» **MATERIALS PROVIDED**
┌────────

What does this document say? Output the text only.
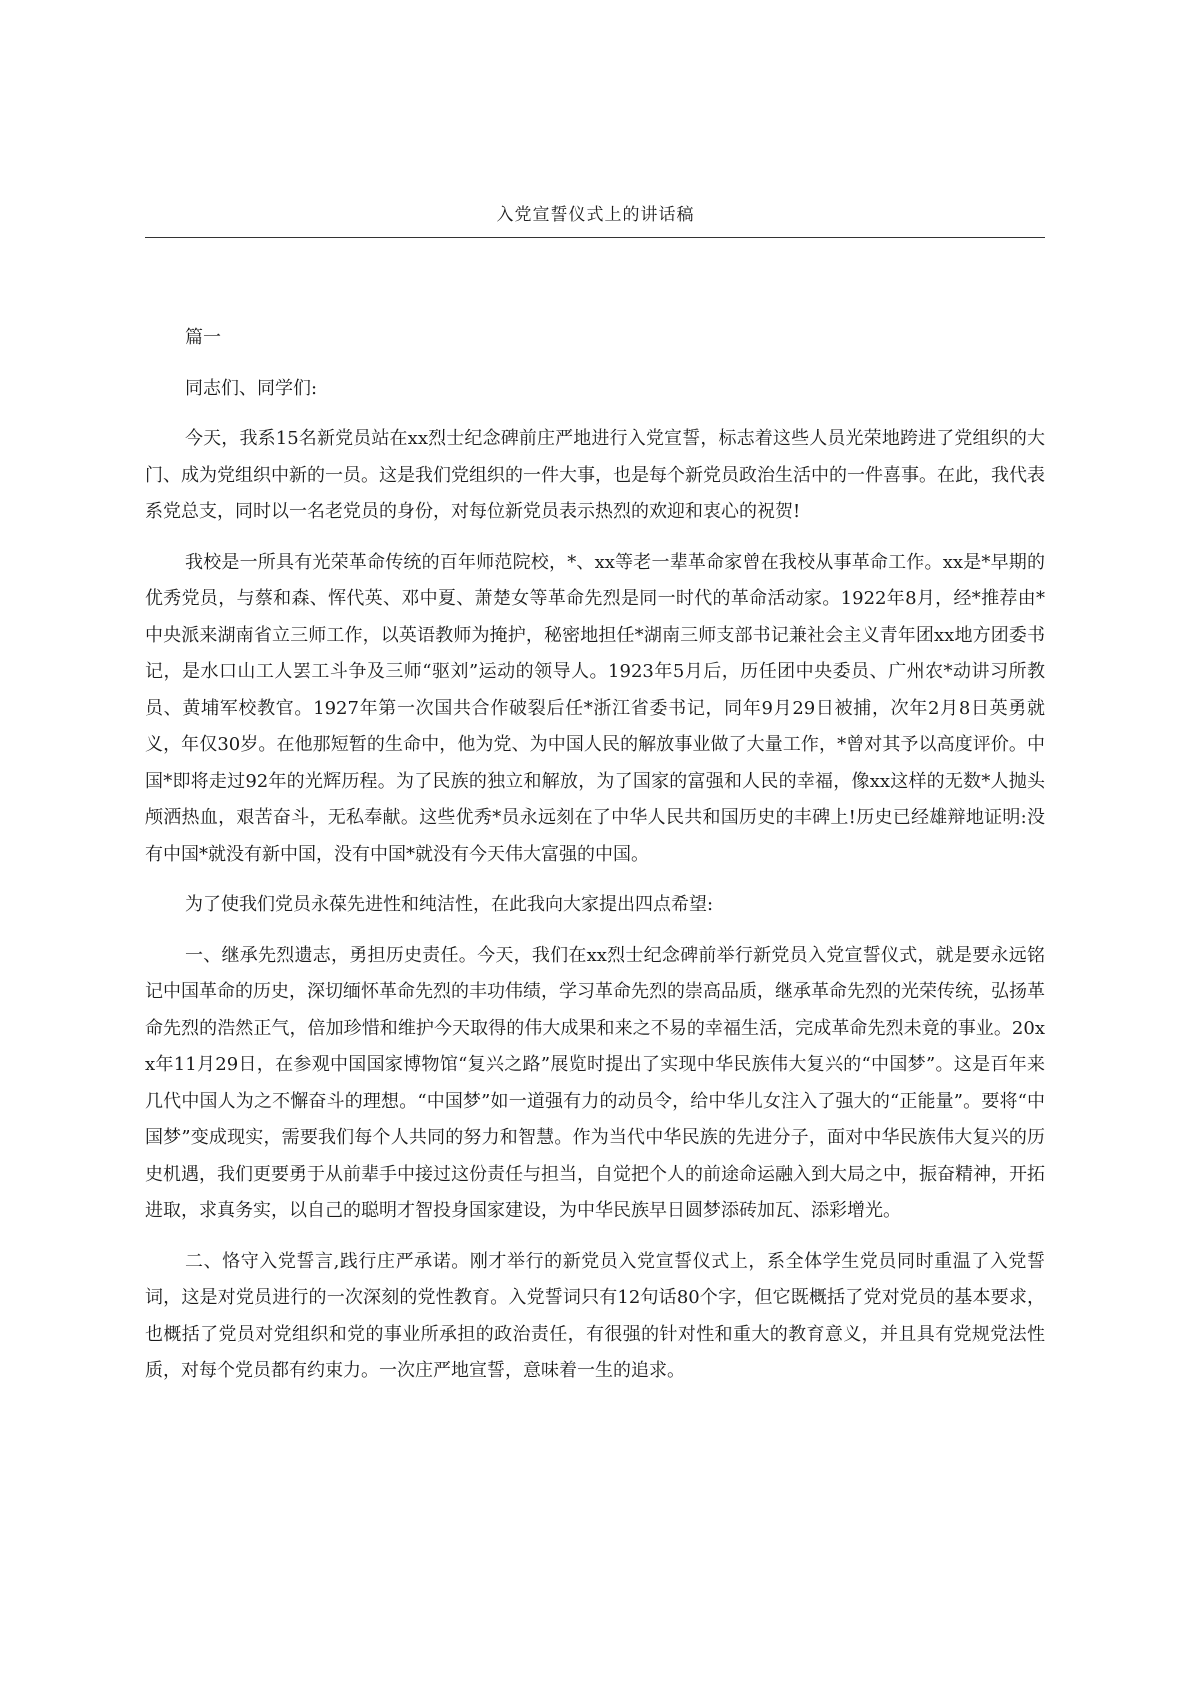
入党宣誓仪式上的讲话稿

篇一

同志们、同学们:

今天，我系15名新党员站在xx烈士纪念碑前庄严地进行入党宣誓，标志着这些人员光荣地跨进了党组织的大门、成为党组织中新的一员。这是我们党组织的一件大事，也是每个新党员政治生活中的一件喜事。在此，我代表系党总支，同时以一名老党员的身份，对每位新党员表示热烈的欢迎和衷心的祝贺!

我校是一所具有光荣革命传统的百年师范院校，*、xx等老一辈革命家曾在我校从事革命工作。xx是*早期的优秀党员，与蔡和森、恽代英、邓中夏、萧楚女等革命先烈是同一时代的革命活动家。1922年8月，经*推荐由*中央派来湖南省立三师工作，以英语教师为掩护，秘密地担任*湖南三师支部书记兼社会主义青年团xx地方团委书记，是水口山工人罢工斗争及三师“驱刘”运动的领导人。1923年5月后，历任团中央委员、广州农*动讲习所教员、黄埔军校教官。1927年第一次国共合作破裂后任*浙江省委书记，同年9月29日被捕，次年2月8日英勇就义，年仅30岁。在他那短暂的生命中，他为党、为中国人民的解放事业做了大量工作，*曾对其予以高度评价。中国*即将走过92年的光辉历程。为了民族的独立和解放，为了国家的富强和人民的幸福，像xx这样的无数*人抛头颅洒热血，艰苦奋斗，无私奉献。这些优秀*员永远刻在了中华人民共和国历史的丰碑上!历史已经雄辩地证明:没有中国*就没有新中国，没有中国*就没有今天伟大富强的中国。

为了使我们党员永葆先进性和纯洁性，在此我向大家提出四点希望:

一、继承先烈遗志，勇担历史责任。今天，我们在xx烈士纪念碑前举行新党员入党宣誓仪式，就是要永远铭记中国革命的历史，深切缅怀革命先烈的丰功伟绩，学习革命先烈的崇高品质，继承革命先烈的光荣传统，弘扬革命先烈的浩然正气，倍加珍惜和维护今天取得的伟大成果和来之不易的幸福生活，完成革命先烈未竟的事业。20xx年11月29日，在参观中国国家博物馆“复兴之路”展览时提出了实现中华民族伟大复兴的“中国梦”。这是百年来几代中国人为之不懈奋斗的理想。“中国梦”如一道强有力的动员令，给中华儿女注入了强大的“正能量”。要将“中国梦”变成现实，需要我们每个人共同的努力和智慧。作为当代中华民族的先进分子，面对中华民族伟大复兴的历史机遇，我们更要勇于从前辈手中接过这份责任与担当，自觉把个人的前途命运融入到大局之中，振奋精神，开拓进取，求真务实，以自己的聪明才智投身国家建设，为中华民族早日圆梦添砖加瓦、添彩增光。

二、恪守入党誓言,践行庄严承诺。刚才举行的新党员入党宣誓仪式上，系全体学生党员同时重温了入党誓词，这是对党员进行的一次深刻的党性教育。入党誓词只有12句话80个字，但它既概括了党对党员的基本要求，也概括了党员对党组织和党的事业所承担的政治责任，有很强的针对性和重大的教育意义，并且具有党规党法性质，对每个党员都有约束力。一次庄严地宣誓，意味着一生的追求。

└────────
┌────────

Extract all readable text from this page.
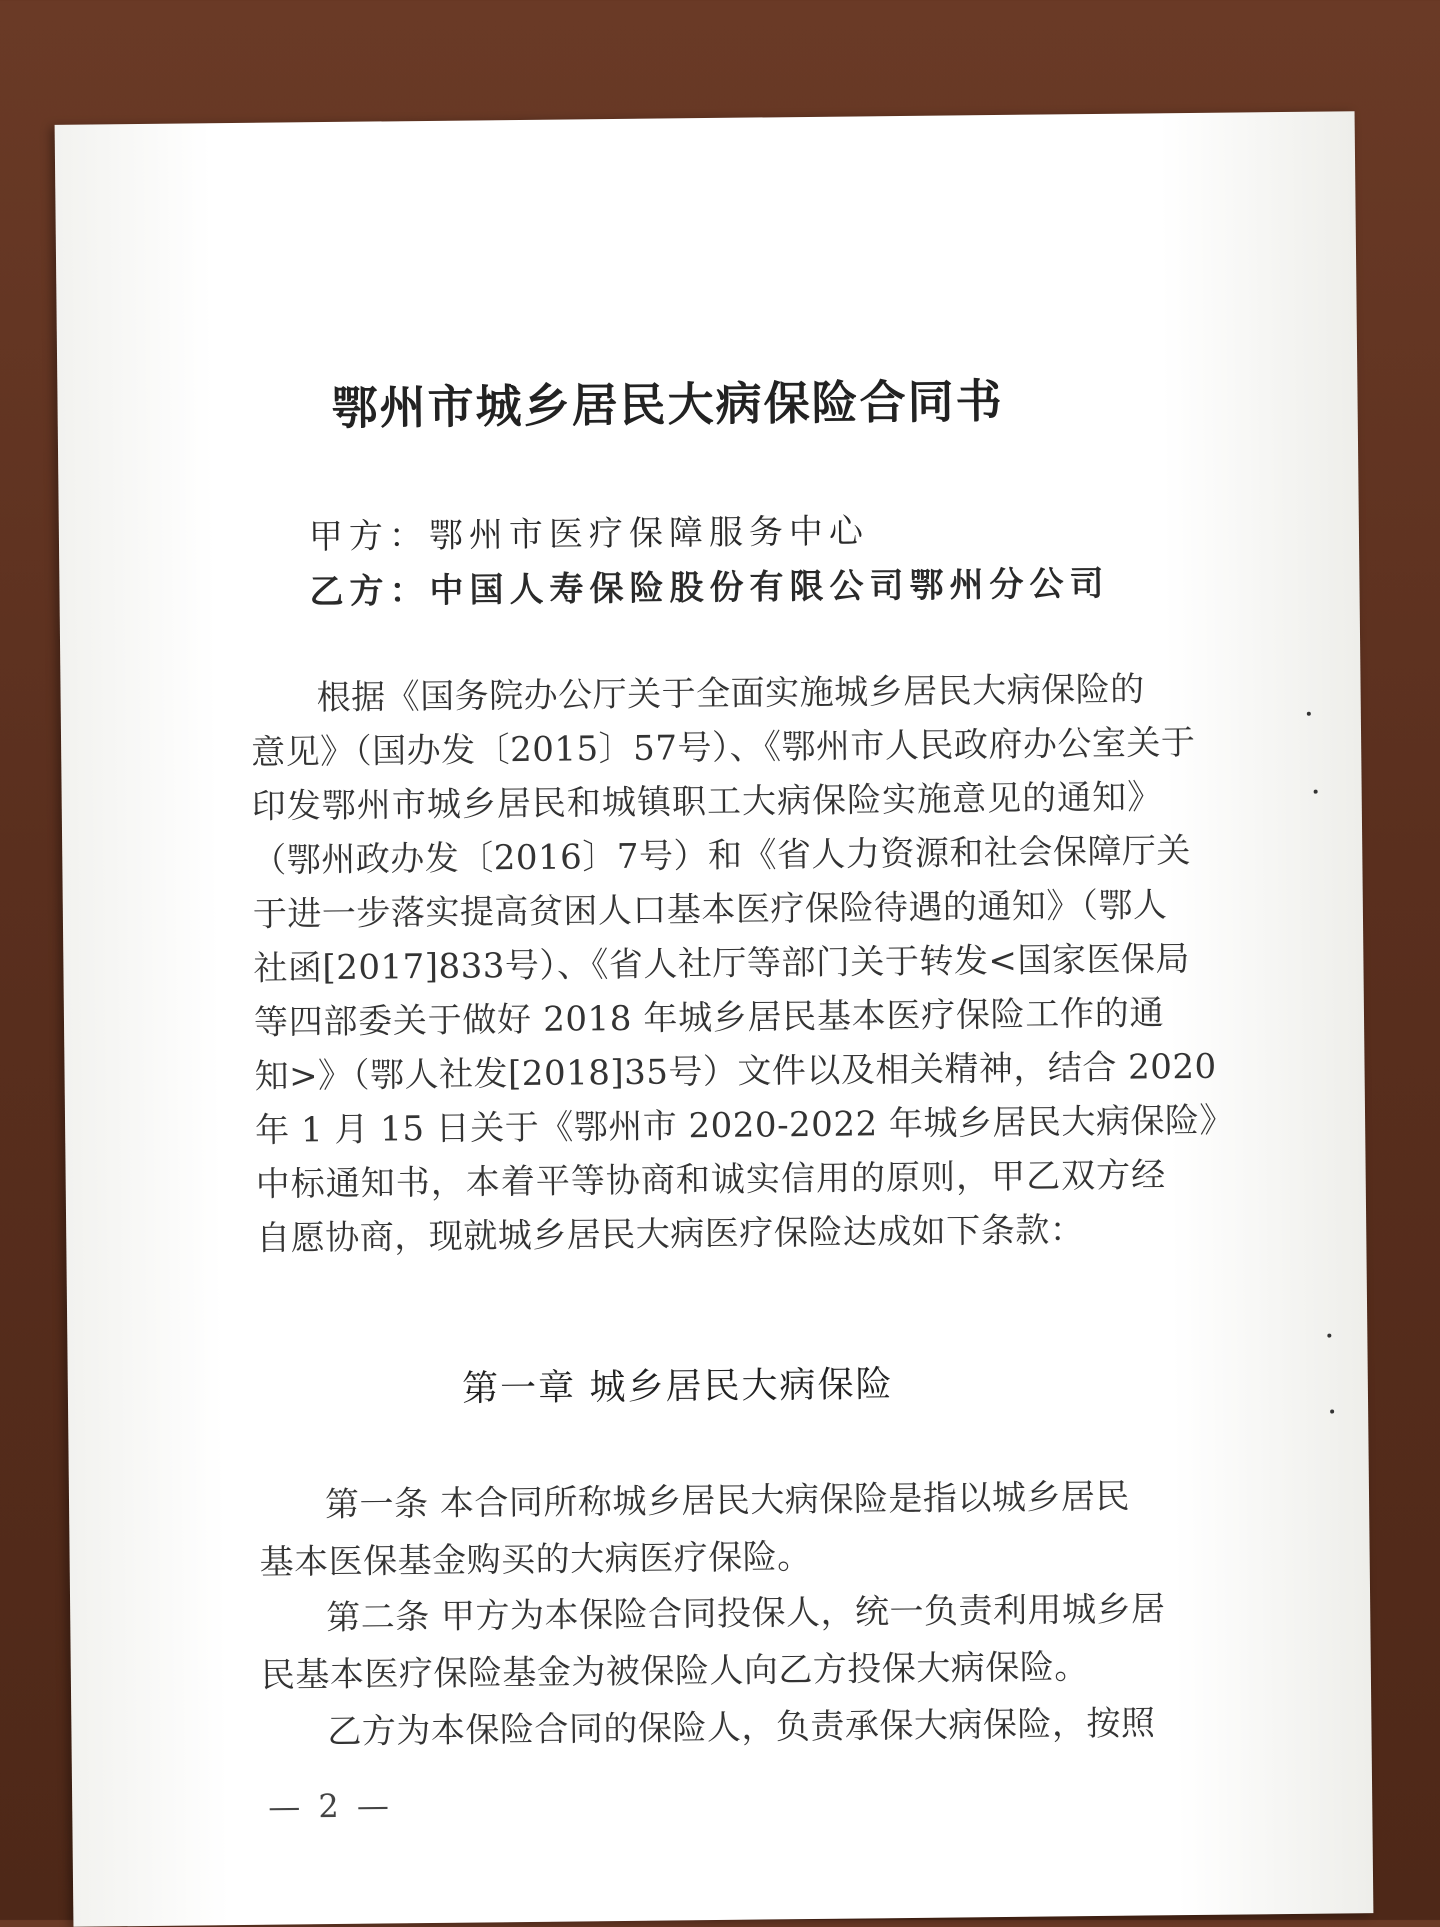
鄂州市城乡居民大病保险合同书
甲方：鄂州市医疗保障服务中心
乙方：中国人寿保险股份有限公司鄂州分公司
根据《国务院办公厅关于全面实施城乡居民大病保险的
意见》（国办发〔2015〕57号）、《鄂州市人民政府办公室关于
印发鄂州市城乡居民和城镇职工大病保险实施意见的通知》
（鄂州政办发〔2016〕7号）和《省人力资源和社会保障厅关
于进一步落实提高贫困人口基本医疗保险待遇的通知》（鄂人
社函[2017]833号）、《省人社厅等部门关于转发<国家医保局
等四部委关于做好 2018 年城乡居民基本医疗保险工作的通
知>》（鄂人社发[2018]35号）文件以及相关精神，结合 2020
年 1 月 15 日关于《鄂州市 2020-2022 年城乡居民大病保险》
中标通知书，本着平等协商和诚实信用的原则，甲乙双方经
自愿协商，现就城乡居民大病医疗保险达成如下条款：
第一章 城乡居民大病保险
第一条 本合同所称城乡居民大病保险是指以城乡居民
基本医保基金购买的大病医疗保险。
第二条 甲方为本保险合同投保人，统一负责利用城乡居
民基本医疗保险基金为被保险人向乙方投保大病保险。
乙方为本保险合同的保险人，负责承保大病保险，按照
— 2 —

└────────
┌────────

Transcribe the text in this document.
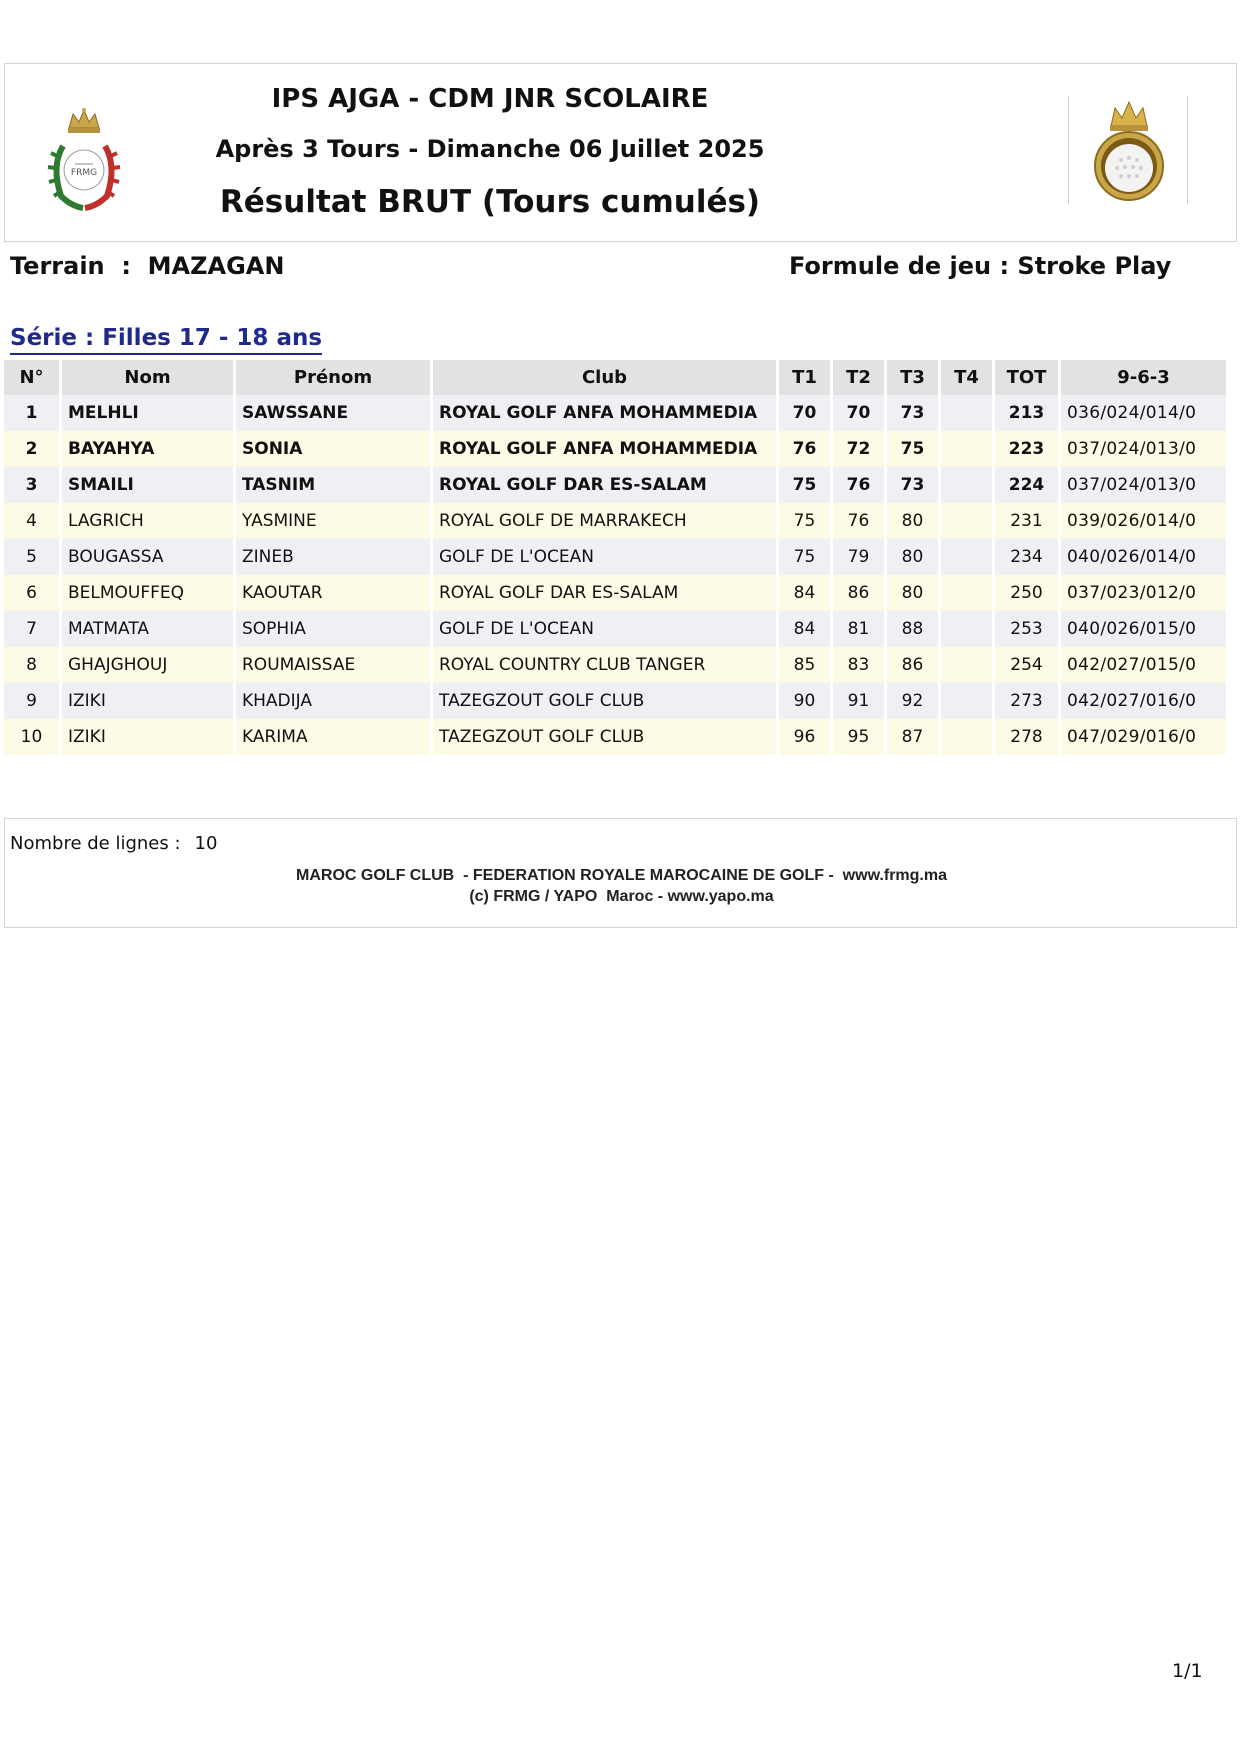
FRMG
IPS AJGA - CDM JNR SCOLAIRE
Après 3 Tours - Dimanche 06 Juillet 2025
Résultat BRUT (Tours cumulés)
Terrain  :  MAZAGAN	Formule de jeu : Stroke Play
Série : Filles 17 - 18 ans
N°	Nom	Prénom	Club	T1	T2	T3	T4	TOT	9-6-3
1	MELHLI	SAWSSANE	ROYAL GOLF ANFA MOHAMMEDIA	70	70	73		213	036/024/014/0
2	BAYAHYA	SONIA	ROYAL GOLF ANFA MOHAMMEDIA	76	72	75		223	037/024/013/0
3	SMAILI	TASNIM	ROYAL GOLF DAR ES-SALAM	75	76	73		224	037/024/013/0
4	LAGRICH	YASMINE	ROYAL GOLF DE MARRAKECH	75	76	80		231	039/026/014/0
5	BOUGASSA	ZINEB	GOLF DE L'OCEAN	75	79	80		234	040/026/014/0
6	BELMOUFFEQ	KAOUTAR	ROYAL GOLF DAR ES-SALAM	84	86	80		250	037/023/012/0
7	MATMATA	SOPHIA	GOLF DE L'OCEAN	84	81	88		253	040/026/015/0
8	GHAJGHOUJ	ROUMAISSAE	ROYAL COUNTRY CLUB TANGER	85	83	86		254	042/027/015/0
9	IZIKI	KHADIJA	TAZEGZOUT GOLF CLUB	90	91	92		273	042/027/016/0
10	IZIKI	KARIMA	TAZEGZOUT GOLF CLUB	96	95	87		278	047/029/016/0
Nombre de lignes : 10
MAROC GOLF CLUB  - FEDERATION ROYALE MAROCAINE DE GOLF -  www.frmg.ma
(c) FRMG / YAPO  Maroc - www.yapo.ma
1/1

└────────

» **TO BE DONE**
Go through the data and gather every line that holds "OCEAN".

» **WRITTEN ANSWER**
5	BOUGASSA	ZINEB	GOLF DE L'OCEAN	75	79	80		234	040/026/014/0
7	MATMATA	SOPHIA	GOLF DE L'OCEAN	84	81	88		253	040/026/015/0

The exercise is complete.